[Figure collection entries]
= = = = =
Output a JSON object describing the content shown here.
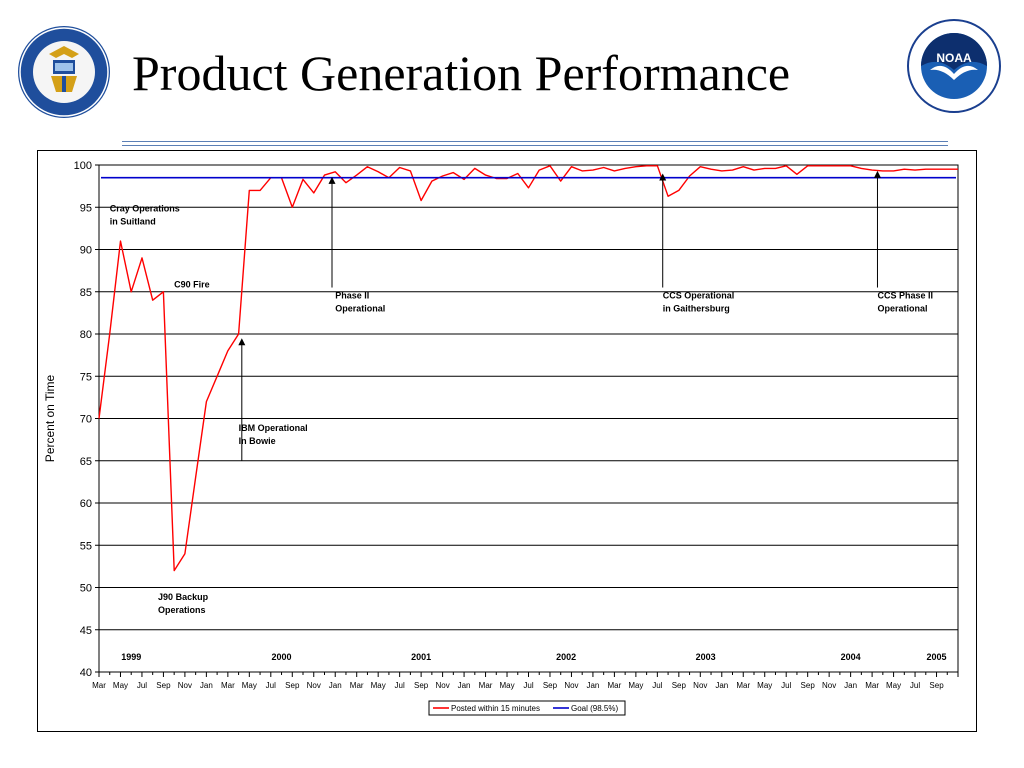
{
  "slide": {
    "title": "Product Generation Performance",
    "left_logo_text": "DEPARTMENT OF COMMERCE · UNITED STATES OF AMERICA",
    "right_logo_text": "NATIONAL OCEANIC AND ATMOSPHERIC ADMINISTRATION · U.S. DEPARTMENT OF COMMERCE",
    "right_logo_word": "NOAA"
  },
  "chart_data": {
    "type": "line",
    "title": "",
    "xlabel": "",
    "ylabel": "Percent on Time",
    "ylim": [
      40,
      100
    ],
    "yticks": [
      40,
      45,
      50,
      55,
      60,
      65,
      70,
      75,
      80,
      85,
      90,
      95,
      100
    ],
    "grid": true,
    "legend_position": "bottom",
    "x_tick_labels": [
      "Mar",
      "May",
      "Jul",
      "Sep",
      "Nov",
      "Jan",
      "Mar",
      "May",
      "Jul",
      "Sep",
      "Nov",
      "Jan",
      "Mar",
      "May",
      "Jul",
      "Sep",
      "Nov",
      "Jan",
      "Mar",
      "May",
      "Jul",
      "Sep",
      "Nov",
      "Jan",
      "Mar",
      "May",
      "Jul",
      "Sep",
      "Nov",
      "Jan",
      "Mar",
      "May",
      "Jul",
      "Sep",
      "Nov",
      "Jan",
      "Mar",
      "May",
      "Jul",
      "Sep"
    ],
    "year_labels": [
      {
        "label": "1999",
        "month_index": 3
      },
      {
        "label": "2000",
        "month_index": 17
      },
      {
        "label": "2001",
        "month_index": 30
      },
      {
        "label": "2002",
        "month_index": 43.5
      },
      {
        "label": "2003",
        "month_index": 56.5
      },
      {
        "label": "2004",
        "month_index": 70
      },
      {
        "label": "2005",
        "month_index": 78
      }
    ],
    "series": [
      {
        "name": "Posted within 15 minutes",
        "color": "#ff0000",
        "x_start": "1999-03",
        "values": [
          70,
          80,
          91,
          85,
          89,
          84,
          85,
          52,
          54,
          63,
          72,
          75,
          78,
          80,
          97,
          97,
          98.5,
          98.5,
          95,
          98.3,
          96.7,
          98.8,
          99.2,
          97.9,
          98.8,
          99.8,
          99.2,
          98.5,
          99.7,
          99.3,
          95.8,
          98.1,
          98.7,
          99.1,
          98.3,
          99.6,
          98.8,
          98.4,
          98.4,
          99,
          97.3,
          99.4,
          99.9,
          98.1,
          99.8,
          99.3,
          99.4,
          99.7,
          99.3,
          99.6,
          99.8,
          99.9,
          99.9,
          96.3,
          97.0,
          98.7,
          99.8,
          99.5,
          99.3,
          99.4,
          99.8,
          99.4,
          99.6,
          99.6,
          99.9,
          98.9,
          99.9,
          99.9,
          99.9,
          99.9,
          99.9,
          99.6,
          99.4,
          99.3,
          99.3,
          99.5,
          99.4,
          99.5,
          99.5,
          99.5,
          99.5
        ]
      },
      {
        "name": "Goal (98.5%)",
        "color": "#0000cc",
        "constant": 98.5
      }
    ],
    "annotations": [
      {
        "lines": [
          "Cray Operations",
          "in Suitland"
        ],
        "month_index": 1,
        "value": 94.5,
        "arrow": null
      },
      {
        "lines": [
          "C90 Fire"
        ],
        "month_index": 7,
        "value": 85.5,
        "arrow": null
      },
      {
        "lines": [
          "J90 Backup",
          "Operations"
        ],
        "month_index": 5.5,
        "value": 48.5,
        "arrow": null
      },
      {
        "lines": [
          "IBM Operational",
          "In Bowie"
        ],
        "month_index": 13,
        "value": 68.5,
        "arrow": {
          "month_index": 13.3,
          "from": 65,
          "to": 79.5
        }
      },
      {
        "lines": [
          "Phase II",
          "Operational"
        ],
        "month_index": 22,
        "value": 84.2,
        "arrow": {
          "month_index": 21.7,
          "from": 85.5,
          "to": 98.6
        }
      },
      {
        "lines": [
          "CCS Operational",
          "in Gaithersburg"
        ],
        "month_index": 52.5,
        "value": 84.2,
        "arrow": {
          "month_index": 52.5,
          "from": 85.5,
          "to": 99
        }
      },
      {
        "lines": [
          "CCS Phase II",
          "Operational"
        ],
        "month_index": 72.5,
        "value": 84.2,
        "arrow": {
          "month_index": 72.5,
          "from": 85.5,
          "to": 99.3
        }
      }
    ]
  }
}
= = = = =
Transcribe the material exactly, leaving every picture out.

### Right answer
Output a JSON object describing the content shown here.
{
  "slide": {
    "title": "Product Generation Performance",
    "left_logo_text": "DEPARTMENT OF COMMERCE · UNITED STATES OF AMERICA",
    "right_logo_text": "NATIONAL OCEANIC AND ATMOSPHERIC ADMINISTRATION · U.S. DEPARTMENT OF COMMERCE",
    "right_logo_word": "NOAA"
  },
  "chart_data": {
    "type": "line",
    "title": "",
    "xlabel": "",
    "ylabel": "Percent on Time",
    "ylim": [
      40,
      100
    ],
    "yticks": [
      40,
      45,
      50,
      55,
      60,
      65,
      70,
      75,
      80,
      85,
      90,
      95,
      100
    ],
    "grid": true,
    "legend_position": "bottom",
    "x_tick_labels": [
      "Mar",
      "May",
      "Jul",
      "Sep",
      "Nov",
      "Jan",
      "Mar",
      "May",
      "Jul",
      "Sep",
      "Nov",
      "Jan",
      "Mar",
      "May",
      "Jul",
      "Sep",
      "Nov",
      "Jan",
      "Mar",
      "May",
      "Jul",
      "Sep",
      "Nov",
      "Jan",
      "Mar",
      "May",
      "Jul",
      "Sep",
      "Nov",
      "Jan",
      "Mar",
      "May",
      "Jul",
      "Sep",
      "Nov",
      "Jan",
      "Mar",
      "May",
      "Jul",
      "Sep"
    ],
    "year_labels": [
      {
        "label": "1999",
        "month_index": 3
      },
      {
        "label": "2000",
        "month_index": 17
      },
      {
        "label": "2001",
        "month_index": 30
      },
      {
        "label": "2002",
        "month_index": 43.5
      },
      {
        "label": "2003",
        "month_index": 56.5
      },
      {
        "label": "2004",
        "month_index": 70
      },
      {
        "label": "2005",
        "month_index": 78
      }
    ],
    "series": [
      {
        "name": "Posted within 15 minutes",
        "color": "#ff0000",
        "x_start": "1999-03",
        "values": [
          70,
          80,
          91,
          85,
          89,
          84,
          85,
          52,
          54,
          63,
          72,
          75,
          78,
          80,
          97,
          97,
          98.5,
          98.5,
          95,
          98.3,
          96.7,
          98.8,
          99.2,
          97.9,
          98.8,
          99.8,
          99.2,
          98.5,
          99.7,
          99.3,
          95.8,
          98.1,
          98.7,
          99.1,
          98.3,
          99.6,
          98.8,
          98.4,
          98.4,
          99,
          97.3,
          99.4,
          99.9,
          98.1,
          99.8,
          99.3,
          99.4,
          99.7,
          99.3,
          99.6,
          99.8,
          99.9,
          99.9,
          96.3,
          97.0,
          98.7,
          99.8,
          99.5,
          99.3,
          99.4,
          99.8,
          99.4,
          99.6,
          99.6,
          99.9,
          98.9,
          99.9,
          99.9,
          99.9,
          99.9,
          99.9,
          99.6,
          99.4,
          99.3,
          99.3,
          99.5,
          99.4,
          99.5,
          99.5,
          99.5,
          99.5
        ]
      },
      {
        "name": "Goal (98.5%)",
        "color": "#0000cc",
        "constant": 98.5
      }
    ],
    "annotations": [
      {
        "lines": [
          "Cray Operations",
          "in Suitland"
        ],
        "month_index": 1,
        "value": 94.5,
        "arrow": null
      },
      {
        "lines": [
          "C90 Fire"
        ],
        "month_index": 7,
        "value": 85.5,
        "arrow": null
      },
      {
        "lines": [
          "J90 Backup",
          "Operations"
        ],
        "month_index": 5.5,
        "value": 48.5,
        "arrow": null
      },
      {
        "lines": [
          "IBM Operational",
          "In Bowie"
        ],
        "month_index": 13,
        "value": 68.5,
        "arrow": {
          "month_index": 13.3,
          "from": 65,
          "to": 79.5
        }
      },
      {
        "lines": [
          "Phase II",
          "Operational"
        ],
        "month_index": 22,
        "value": 84.2,
        "arrow": {
          "month_index": 21.7,
          "from": 85.5,
          "to": 98.6
        }
      },
      {
        "lines": [
          "CCS Operational",
          "in Gaithersburg"
        ],
        "month_index": 52.5,
        "value": 84.2,
        "arrow": {
          "month_index": 52.5,
          "from": 85.5,
          "to": 99
        }
      },
      {
        "lines": [
          "CCS Phase II",
          "Operational"
        ],
        "month_index": 72.5,
        "value": 84.2,
        "arrow": {
          "month_index": 72.5,
          "from": 85.5,
          "to": 99.3
        }
      }
    ]
  }
}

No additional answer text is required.